Work to complete: Repeat every entry word for word, skipping the pictures.

Provided data:
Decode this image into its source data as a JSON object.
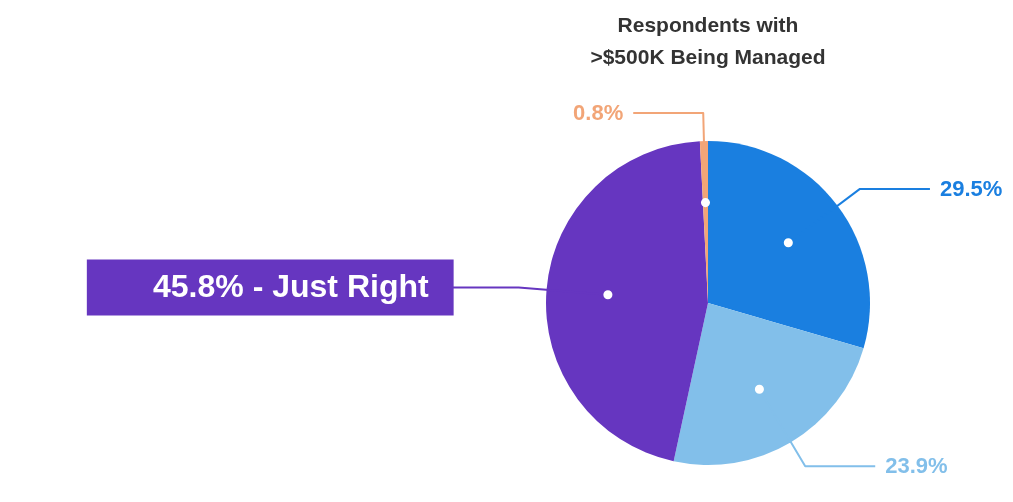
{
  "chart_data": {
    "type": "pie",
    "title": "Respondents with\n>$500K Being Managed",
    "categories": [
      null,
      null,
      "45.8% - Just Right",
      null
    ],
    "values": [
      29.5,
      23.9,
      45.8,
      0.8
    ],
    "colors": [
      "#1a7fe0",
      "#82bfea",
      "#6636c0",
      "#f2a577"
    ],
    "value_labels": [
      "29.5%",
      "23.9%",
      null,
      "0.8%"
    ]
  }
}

Output for this task:
Decode this image into its source data as a JSON object.
{
  "chart_data": {
    "type": "pie",
    "title": "Respondents with\n>$500K Being Managed",
    "categories": [
      null,
      null,
      "45.8% - Just Right",
      null
    ],
    "values": [
      29.5,
      23.9,
      45.8,
      0.8
    ],
    "colors": [
      "#1a7fe0",
      "#82bfea",
      "#6636c0",
      "#f2a577"
    ],
    "value_labels": [
      "29.5%",
      "23.9%",
      null,
      "0.8%"
    ]
  }
}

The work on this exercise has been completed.